Data records:
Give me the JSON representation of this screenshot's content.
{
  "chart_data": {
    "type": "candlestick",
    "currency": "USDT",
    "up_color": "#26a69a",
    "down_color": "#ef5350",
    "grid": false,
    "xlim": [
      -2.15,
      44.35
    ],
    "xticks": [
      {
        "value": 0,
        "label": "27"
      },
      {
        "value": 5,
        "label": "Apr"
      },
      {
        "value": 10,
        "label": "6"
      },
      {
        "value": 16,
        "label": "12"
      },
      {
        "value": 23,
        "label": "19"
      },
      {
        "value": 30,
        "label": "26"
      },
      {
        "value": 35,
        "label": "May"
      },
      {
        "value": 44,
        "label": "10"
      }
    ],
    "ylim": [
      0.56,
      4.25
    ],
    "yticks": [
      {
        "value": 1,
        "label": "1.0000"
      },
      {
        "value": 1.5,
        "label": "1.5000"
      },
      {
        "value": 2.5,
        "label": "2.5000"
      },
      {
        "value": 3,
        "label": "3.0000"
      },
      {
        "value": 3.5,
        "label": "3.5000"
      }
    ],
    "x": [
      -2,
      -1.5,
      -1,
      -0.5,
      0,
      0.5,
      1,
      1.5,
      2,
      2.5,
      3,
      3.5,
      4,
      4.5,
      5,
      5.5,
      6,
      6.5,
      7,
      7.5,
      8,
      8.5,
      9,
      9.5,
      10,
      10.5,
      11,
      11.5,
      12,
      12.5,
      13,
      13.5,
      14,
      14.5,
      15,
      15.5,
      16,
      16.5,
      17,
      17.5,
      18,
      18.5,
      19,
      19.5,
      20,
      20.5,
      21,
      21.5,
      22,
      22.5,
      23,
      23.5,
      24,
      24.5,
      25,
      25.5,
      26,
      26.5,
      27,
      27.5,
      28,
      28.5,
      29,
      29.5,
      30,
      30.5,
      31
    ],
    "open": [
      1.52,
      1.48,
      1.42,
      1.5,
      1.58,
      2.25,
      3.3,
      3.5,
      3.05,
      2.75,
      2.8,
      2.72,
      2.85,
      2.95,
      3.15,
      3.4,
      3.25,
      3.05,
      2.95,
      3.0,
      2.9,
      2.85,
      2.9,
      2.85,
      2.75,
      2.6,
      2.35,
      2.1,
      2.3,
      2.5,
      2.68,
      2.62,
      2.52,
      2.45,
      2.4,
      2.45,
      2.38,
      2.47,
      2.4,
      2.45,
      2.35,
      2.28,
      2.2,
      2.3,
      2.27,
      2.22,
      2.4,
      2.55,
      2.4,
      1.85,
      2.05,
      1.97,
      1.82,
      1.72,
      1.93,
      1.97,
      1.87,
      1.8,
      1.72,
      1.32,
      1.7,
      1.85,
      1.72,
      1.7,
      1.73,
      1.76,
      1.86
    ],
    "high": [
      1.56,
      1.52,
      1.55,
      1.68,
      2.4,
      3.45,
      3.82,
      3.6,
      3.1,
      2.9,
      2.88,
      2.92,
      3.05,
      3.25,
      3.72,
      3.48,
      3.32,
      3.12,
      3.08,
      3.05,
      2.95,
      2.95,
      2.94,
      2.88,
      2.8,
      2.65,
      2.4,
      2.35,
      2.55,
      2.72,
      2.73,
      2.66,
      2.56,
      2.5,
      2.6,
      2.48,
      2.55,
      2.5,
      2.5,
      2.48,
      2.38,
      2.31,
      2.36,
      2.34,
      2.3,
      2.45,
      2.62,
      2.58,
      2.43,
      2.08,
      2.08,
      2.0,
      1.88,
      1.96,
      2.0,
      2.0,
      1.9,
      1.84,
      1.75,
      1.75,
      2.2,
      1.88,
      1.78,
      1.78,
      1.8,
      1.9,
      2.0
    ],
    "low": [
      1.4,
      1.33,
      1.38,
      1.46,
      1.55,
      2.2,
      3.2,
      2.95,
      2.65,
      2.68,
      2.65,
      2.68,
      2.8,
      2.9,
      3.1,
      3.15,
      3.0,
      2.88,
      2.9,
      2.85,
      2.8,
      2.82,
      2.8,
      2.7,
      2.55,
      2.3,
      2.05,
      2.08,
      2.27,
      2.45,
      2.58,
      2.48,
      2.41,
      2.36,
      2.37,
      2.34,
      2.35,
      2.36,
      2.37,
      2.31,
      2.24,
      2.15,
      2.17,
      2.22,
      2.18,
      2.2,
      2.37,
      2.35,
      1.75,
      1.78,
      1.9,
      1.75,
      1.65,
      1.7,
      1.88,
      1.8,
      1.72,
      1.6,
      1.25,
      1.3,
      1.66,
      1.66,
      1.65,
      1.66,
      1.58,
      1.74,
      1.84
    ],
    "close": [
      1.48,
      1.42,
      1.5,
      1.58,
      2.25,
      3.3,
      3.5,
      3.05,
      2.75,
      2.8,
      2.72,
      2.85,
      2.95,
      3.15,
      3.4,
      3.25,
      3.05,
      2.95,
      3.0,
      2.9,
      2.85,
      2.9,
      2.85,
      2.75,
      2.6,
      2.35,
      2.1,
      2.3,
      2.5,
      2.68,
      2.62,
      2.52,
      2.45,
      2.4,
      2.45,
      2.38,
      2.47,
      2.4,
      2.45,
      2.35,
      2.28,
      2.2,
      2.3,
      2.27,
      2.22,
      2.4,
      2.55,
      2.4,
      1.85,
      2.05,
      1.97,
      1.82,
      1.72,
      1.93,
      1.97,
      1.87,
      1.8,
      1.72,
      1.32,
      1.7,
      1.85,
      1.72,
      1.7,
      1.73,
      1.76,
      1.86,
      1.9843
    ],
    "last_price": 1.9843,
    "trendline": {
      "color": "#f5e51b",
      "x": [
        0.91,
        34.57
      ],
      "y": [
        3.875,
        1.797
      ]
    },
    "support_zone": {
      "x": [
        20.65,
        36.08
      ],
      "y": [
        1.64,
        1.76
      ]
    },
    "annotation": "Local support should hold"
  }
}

What you should do: Return the full listing, character for character.

The output:
Give me the JSON representation of this screenshot's content.
{
  "chart_data": {
    "type": "candlestick",
    "currency": "USDT",
    "up_color": "#26a69a",
    "down_color": "#ef5350",
    "grid": false,
    "xlim": [
      -2.15,
      44.35
    ],
    "xticks": [
      {
        "value": 0,
        "label": "27"
      },
      {
        "value": 5,
        "label": "Apr"
      },
      {
        "value": 10,
        "label": "6"
      },
      {
        "value": 16,
        "label": "12"
      },
      {
        "value": 23,
        "label": "19"
      },
      {
        "value": 30,
        "label": "26"
      },
      {
        "value": 35,
        "label": "May"
      },
      {
        "value": 44,
        "label": "10"
      }
    ],
    "ylim": [
      0.56,
      4.25
    ],
    "yticks": [
      {
        "value": 1,
        "label": "1.0000"
      },
      {
        "value": 1.5,
        "label": "1.5000"
      },
      {
        "value": 2.5,
        "label": "2.5000"
      },
      {
        "value": 3,
        "label": "3.0000"
      },
      {
        "value": 3.5,
        "label": "3.5000"
      }
    ],
    "x": [
      -2,
      -1.5,
      -1,
      -0.5,
      0,
      0.5,
      1,
      1.5,
      2,
      2.5,
      3,
      3.5,
      4,
      4.5,
      5,
      5.5,
      6,
      6.5,
      7,
      7.5,
      8,
      8.5,
      9,
      9.5,
      10,
      10.5,
      11,
      11.5,
      12,
      12.5,
      13,
      13.5,
      14,
      14.5,
      15,
      15.5,
      16,
      16.5,
      17,
      17.5,
      18,
      18.5,
      19,
      19.5,
      20,
      20.5,
      21,
      21.5,
      22,
      22.5,
      23,
      23.5,
      24,
      24.5,
      25,
      25.5,
      26,
      26.5,
      27,
      27.5,
      28,
      28.5,
      29,
      29.5,
      30,
      30.5,
      31
    ],
    "open": [
      1.52,
      1.48,
      1.42,
      1.5,
      1.58,
      2.25,
      3.3,
      3.5,
      3.05,
      2.75,
      2.8,
      2.72,
      2.85,
      2.95,
      3.15,
      3.4,
      3.25,
      3.05,
      2.95,
      3.0,
      2.9,
      2.85,
      2.9,
      2.85,
      2.75,
      2.6,
      2.35,
      2.1,
      2.3,
      2.5,
      2.68,
      2.62,
      2.52,
      2.45,
      2.4,
      2.45,
      2.38,
      2.47,
      2.4,
      2.45,
      2.35,
      2.28,
      2.2,
      2.3,
      2.27,
      2.22,
      2.4,
      2.55,
      2.4,
      1.85,
      2.05,
      1.97,
      1.82,
      1.72,
      1.93,
      1.97,
      1.87,
      1.8,
      1.72,
      1.32,
      1.7,
      1.85,
      1.72,
      1.7,
      1.73,
      1.76,
      1.86
    ],
    "high": [
      1.56,
      1.52,
      1.55,
      1.68,
      2.4,
      3.45,
      3.82,
      3.6,
      3.1,
      2.9,
      2.88,
      2.92,
      3.05,
      3.25,
      3.72,
      3.48,
      3.32,
      3.12,
      3.08,
      3.05,
      2.95,
      2.95,
      2.94,
      2.88,
      2.8,
      2.65,
      2.4,
      2.35,
      2.55,
      2.72,
      2.73,
      2.66,
      2.56,
      2.5,
      2.6,
      2.48,
      2.55,
      2.5,
      2.5,
      2.48,
      2.38,
      2.31,
      2.36,
      2.34,
      2.3,
      2.45,
      2.62,
      2.58,
      2.43,
      2.08,
      2.08,
      2.0,
      1.88,
      1.96,
      2.0,
      2.0,
      1.9,
      1.84,
      1.75,
      1.75,
      2.2,
      1.88,
      1.78,
      1.78,
      1.8,
      1.9,
      2.0
    ],
    "low": [
      1.4,
      1.33,
      1.38,
      1.46,
      1.55,
      2.2,
      3.2,
      2.95,
      2.65,
      2.68,
      2.65,
      2.68,
      2.8,
      2.9,
      3.1,
      3.15,
      3.0,
      2.88,
      2.9,
      2.85,
      2.8,
      2.82,
      2.8,
      2.7,
      2.55,
      2.3,
      2.05,
      2.08,
      2.27,
      2.45,
      2.58,
      2.48,
      2.41,
      2.36,
      2.37,
      2.34,
      2.35,
      2.36,
      2.37,
      2.31,
      2.24,
      2.15,
      2.17,
      2.22,
      2.18,
      2.2,
      2.37,
      2.35,
      1.75,
      1.78,
      1.9,
      1.75,
      1.65,
      1.7,
      1.88,
      1.8,
      1.72,
      1.6,
      1.25,
      1.3,
      1.66,
      1.66,
      1.65,
      1.66,
      1.58,
      1.74,
      1.84
    ],
    "close": [
      1.48,
      1.42,
      1.5,
      1.58,
      2.25,
      3.3,
      3.5,
      3.05,
      2.75,
      2.8,
      2.72,
      2.85,
      2.95,
      3.15,
      3.4,
      3.25,
      3.05,
      2.95,
      3.0,
      2.9,
      2.85,
      2.9,
      2.85,
      2.75,
      2.6,
      2.35,
      2.1,
      2.3,
      2.5,
      2.68,
      2.62,
      2.52,
      2.45,
      2.4,
      2.45,
      2.38,
      2.47,
      2.4,
      2.45,
      2.35,
      2.28,
      2.2,
      2.3,
      2.27,
      2.22,
      2.4,
      2.55,
      2.4,
      1.85,
      2.05,
      1.97,
      1.82,
      1.72,
      1.93,
      1.97,
      1.87,
      1.8,
      1.72,
      1.32,
      1.7,
      1.85,
      1.72,
      1.7,
      1.73,
      1.76,
      1.86,
      1.9843
    ],
    "last_price": 1.9843,
    "trendline": {
      "color": "#f5e51b",
      "x": [
        0.91,
        34.57
      ],
      "y": [
        3.875,
        1.797
      ]
    },
    "support_zone": {
      "x": [
        20.65,
        36.08
      ],
      "y": [
        1.64,
        1.76
      ]
    },
    "annotation": "Local support should hold"
  }
}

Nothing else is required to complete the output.